### Job
Quote every line as given.

(Data records)
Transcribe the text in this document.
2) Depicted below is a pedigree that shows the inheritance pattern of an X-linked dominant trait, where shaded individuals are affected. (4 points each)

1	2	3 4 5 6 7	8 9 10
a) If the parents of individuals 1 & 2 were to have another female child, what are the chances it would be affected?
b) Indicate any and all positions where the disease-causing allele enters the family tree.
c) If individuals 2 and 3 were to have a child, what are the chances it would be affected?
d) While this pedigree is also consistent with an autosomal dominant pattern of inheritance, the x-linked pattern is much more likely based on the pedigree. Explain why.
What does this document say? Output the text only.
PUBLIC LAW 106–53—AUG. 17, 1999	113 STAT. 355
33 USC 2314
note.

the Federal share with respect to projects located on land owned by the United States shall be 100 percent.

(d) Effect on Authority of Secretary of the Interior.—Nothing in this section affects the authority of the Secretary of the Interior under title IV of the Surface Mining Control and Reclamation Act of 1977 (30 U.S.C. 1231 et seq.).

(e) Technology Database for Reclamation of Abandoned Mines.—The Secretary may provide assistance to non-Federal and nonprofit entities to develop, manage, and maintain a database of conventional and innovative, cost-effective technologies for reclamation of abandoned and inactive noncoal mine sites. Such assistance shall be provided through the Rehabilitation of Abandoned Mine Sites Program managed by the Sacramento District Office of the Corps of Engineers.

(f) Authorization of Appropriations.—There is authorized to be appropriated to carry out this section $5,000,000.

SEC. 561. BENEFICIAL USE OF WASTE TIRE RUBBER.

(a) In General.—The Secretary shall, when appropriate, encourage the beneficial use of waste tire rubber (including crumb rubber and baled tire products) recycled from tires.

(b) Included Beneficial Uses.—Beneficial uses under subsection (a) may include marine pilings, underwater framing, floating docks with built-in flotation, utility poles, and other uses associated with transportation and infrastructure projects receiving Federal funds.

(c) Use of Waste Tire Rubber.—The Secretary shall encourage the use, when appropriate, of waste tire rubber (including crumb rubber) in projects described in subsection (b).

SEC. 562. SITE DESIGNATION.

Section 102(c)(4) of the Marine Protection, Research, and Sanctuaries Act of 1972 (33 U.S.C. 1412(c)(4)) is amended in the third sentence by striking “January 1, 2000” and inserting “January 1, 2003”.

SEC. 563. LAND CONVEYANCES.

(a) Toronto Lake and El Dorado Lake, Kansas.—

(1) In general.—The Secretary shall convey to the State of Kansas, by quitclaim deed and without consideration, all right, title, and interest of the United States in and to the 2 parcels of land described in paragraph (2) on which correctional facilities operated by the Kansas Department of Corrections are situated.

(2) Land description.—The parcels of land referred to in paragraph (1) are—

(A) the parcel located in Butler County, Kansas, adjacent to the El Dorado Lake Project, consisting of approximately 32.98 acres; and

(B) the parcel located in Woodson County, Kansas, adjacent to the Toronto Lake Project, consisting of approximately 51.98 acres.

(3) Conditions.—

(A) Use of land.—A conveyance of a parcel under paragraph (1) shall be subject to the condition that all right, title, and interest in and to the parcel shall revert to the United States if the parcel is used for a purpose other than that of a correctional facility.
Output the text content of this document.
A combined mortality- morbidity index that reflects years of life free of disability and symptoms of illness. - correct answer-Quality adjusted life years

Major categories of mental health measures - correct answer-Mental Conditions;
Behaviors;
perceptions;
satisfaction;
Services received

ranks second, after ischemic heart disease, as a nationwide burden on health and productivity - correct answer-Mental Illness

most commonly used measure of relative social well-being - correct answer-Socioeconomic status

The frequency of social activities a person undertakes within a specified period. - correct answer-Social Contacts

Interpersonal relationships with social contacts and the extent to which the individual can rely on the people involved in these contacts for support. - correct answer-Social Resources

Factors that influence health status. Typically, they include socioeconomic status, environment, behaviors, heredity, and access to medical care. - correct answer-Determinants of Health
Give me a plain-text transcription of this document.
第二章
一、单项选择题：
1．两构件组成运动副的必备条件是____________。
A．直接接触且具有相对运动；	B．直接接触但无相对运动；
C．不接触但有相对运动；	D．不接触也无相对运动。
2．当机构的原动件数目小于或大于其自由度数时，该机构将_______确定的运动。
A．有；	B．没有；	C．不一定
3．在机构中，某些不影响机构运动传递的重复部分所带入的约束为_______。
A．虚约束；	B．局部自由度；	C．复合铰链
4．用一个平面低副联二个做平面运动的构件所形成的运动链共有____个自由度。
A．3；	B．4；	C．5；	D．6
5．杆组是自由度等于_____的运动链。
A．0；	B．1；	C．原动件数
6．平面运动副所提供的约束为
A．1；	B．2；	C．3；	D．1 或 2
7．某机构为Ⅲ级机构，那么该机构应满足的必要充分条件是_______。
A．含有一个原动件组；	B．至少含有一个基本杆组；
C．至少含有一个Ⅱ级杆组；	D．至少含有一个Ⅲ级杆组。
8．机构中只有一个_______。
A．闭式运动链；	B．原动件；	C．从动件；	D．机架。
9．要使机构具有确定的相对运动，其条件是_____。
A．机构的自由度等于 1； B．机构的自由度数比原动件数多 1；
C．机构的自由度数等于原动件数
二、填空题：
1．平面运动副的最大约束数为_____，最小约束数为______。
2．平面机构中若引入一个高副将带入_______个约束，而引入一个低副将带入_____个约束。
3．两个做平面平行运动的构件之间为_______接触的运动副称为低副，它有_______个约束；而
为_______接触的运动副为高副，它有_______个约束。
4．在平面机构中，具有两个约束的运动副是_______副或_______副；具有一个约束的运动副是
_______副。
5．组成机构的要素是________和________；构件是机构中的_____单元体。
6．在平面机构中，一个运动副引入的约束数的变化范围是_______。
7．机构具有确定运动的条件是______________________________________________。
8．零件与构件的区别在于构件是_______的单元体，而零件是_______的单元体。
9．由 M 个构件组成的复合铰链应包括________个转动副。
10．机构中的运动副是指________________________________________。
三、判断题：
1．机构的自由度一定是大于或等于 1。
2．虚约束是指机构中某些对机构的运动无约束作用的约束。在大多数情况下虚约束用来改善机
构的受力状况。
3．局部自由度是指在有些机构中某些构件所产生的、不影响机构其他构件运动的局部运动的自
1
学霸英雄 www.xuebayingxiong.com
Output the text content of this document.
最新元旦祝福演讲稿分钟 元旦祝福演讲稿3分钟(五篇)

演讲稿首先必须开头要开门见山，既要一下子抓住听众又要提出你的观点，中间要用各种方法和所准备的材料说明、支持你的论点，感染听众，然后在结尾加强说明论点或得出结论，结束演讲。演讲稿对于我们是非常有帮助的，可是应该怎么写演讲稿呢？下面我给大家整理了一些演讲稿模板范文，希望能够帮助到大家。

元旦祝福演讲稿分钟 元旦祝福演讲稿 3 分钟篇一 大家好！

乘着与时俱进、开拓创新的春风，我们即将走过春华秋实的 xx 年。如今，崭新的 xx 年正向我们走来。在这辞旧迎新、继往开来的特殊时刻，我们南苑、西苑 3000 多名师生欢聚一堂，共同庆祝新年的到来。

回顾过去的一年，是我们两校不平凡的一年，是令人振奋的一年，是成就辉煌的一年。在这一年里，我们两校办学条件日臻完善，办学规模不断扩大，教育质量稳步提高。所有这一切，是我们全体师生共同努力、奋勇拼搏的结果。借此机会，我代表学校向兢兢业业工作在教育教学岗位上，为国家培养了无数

### Result
Transcribe the text in this document.
2) Depicted below is a pedigree that shows the inheritance pattern of an X-linked dominant trait, where shaded individuals are affected. (4 points each)

1	2	3 4 5 6 7	8 9 10
a) If the parents of individuals 1 & 2 were to have another female child, what are the chances it would be affected?
b) Indicate any and all positions where the disease-causing allele enters the family tree.
c) If individuals 2 and 3 were to have a child, what are the chances it would be affected?
d) While this pedigree is also consistent with an autosomal dominant pattern of inheritance, the x-linked pattern is much more likely based on the pedigree. Explain why.
What does this document say? Output the text only.
PUBLIC LAW 106–53—AUG. 17, 1999	113 STAT. 355
33 USC 2314
note.

the Federal share with respect to projects located on land owned by the United States shall be 100 percent.

(d) Effect on Authority of Secretary of the Interior.—Nothing in this section affects the authority of the Secretary of the Interior under title IV of the Surface Mining Control and Reclamation Act of 1977 (30 U.S.C. 1231 et seq.).

(e) Technology Database for Reclamation of Abandoned Mines.—The Secretary may provide assistance to non-Federal and nonprofit entities to develop, manage, and maintain a database of conventional and innovative, cost-effective technologies for reclamation of abandoned and inactive noncoal mine sites. Such assistance shall be provided through the Rehabilitation of Abandoned Mine Sites Program managed by the Sacramento District Office of the Corps of Engineers.

(f) Authorization of Appropriations.—There is authorized to be appropriated to carry out this section $5,000,000.

SEC. 561. BENEFICIAL USE OF WASTE TIRE RUBBER.

(a) In General.—The Secretary shall, when appropriate, encourage the beneficial use of waste tire rubber (including crumb rubber and baled tire products) recycled from tires.

(b) Included Beneficial Uses.—Beneficial uses under subsection (a) may include marine pilings, underwater framing, floating docks with built-in flotation, utility poles, and other uses associated with transportation and infrastructure projects receiving Federal funds.

(c) Use of Waste Tire Rubber.—The Secretary shall encourage the use, when appropriate, of waste tire rubber (including crumb rubber) in projects described in subsection (b).

SEC. 562. SITE DESIGNATION.

Section 102(c)(4) of the Marine Protection, Research, and Sanctuaries Act of 1972 (33 U.S.C. 1412(c)(4)) is amended in the third sentence by striking “January 1, 2000” and inserting “January 1, 2003”.

SEC. 563. LAND CONVEYANCES.

(a) Toronto Lake and El Dorado Lake, Kansas.—

(1) In general.—The Secretary shall convey to the State of Kansas, by quitclaim deed and without consideration, all right, title, and interest of the United States in and to the 2 parcels of land described in paragraph (2) on which correctional facilities operated by the Kansas Department of Corrections are situated.

(2) Land description.—The parcels of land referred to in paragraph (1) are—

(A) the parcel located in Butler County, Kansas, adjacent to the El Dorado Lake Project, consisting of approximately 32.98 acres; and

(B) the parcel located in Woodson County, Kansas, adjacent to the Toronto Lake Project, consisting of approximately 51.98 acres.

(3) Conditions.—

(A) Use of land.—A conveyance of a parcel under paragraph (1) shall be subject to the condition that all right, title, and interest in and to the parcel shall revert to the United States if the parcel is used for a purpose other than that of a correctional facility.
Output the text content of this document.
A combined mortality- morbidity index that reflects years of life free of disability and symptoms of illness. - correct answer-Quality adjusted life years

Major categories of mental health measures - correct answer-Mental Conditions;
Behaviors;
perceptions;
satisfaction;
Services received

ranks second, after ischemic heart disease, as a nationwide burden on health and productivity - correct answer-Mental Illness

most commonly used measure of relative social well-being - correct answer-Socioeconomic status

The frequency of social activities a person undertakes within a specified period. - correct answer-Social Contacts

Interpersonal relationships with social contacts and the extent to which the individual can rely on the people involved in these contacts for support. - correct answer-Social Resources

Factors that influence health status. Typically, they include socioeconomic status, environment, behaviors, heredity, and access to medical care. - correct answer-Determinants of Health
Give me a plain-text transcription of this document.
第二章
一、单项选择题：
1．两构件组成运动副的必备条件是____________。
A．直接接触且具有相对运动；	B．直接接触但无相对运动；
C．不接触但有相对运动；	D．不接触也无相对运动。
2．当机构的原动件数目小于或大于其自由度数时，该机构将_______确定的运动。
A．有；	B．没有；	C．不一定
3．在机构中，某些不影响机构运动传递的重复部分所带入的约束为_______。
A．虚约束；	B．局部自由度；	C．复合铰链
4．用一个平面低副联二个做平面运动的构件所形成的运动链共有____个自由度。
A．3；	B．4；	C．5；	D．6
5．杆组是自由度等于_____的运动链。
A．0；	B．1；	C．原动件数
6．平面运动副所提供的约束为
A．1；	B．2；	C．3；	D．1 或 2
7．某机构为Ⅲ级机构，那么该机构应满足的必要充分条件是_______。
A．含有一个原动件组；	B．至少含有一个基本杆组；
C．至少含有一个Ⅱ级杆组；	D．至少含有一个Ⅲ级杆组。
8．机构中只有一个_______。
A．闭式运动链；	B．原动件；	C．从动件；	D．机架。
9．要使机构具有确定的相对运动，其条件是_____。
A．机构的自由度等于 1； B．机构的自由度数比原动件数多 1；
C．机构的自由度数等于原动件数
二、填空题：
1．平面运动副的最大约束数为_____，最小约束数为______。
2．平面机构中若引入一个高副将带入_______个约束，而引入一个低副将带入_____个约束。
3．两个做平面平行运动的构件之间为_______接触的运动副称为低副，它有_______个约束；而
为_______接触的运动副为高副，它有_______个约束。
4．在平面机构中，具有两个约束的运动副是_______副或_______副；具有一个约束的运动副是
_______副。
5．组成机构的要素是________和________；构件是机构中的_____单元体。
6．在平面机构中，一个运动副引入的约束数的变化范围是_______。
7．机构具有确定运动的条件是______________________________________________。
8．零件与构件的区别在于构件是_______的单元体，而零件是_______的单元体。
9．由 M 个构件组成的复合铰链应包括________个转动副。
10．机构中的运动副是指________________________________________。
三、判断题：
1．机构的自由度一定是大于或等于 1。
2．虚约束是指机构中某些对机构的运动无约束作用的约束。在大多数情况下虚约束用来改善机
构的受力状况。
3．局部自由度是指在有些机构中某些构件所产生的、不影响机构其他构件运动的局部运动的自
1
学霸英雄 www.xuebayingxiong.com
Output the text content of this document.
最新元旦祝福演讲稿分钟 元旦祝福演讲稿3分钟(五篇)

演讲稿首先必须开头要开门见山，既要一下子抓住听众又要提出你的观点，中间要用各种方法和所准备的材料说明、支持你的论点，感染听众，然后在结尾加强说明论点或得出结论，结束演讲。演讲稿对于我们是非常有帮助的，可是应该怎么写演讲稿呢？下面我给大家整理了一些演讲稿模板范文，希望能够帮助到大家。

元旦祝福演讲稿分钟 元旦祝福演讲稿 3 分钟篇一 大家好！

乘着与时俱进、开拓创新的春风，我们即将走过春华秋实的 xx 年。如今，崭新的 xx 年正向我们走来。在这辞旧迎新、继往开来的特殊时刻，我们南苑、西苑 3000 多名师生欢聚一堂，共同庆祝新年的到来。

回顾过去的一年，是我们两校不平凡的一年，是令人振奋的一年，是成就辉煌的一年。在这一年里，我们两校办学条件日臻完善，办学规模不断扩大，教育质量稳步提高。所有这一切，是我们全体师生共同努力、奋勇拼搏的结果。借此机会，我代表学校向兢兢业业工作在教育教学岗位上，为国家培养了无数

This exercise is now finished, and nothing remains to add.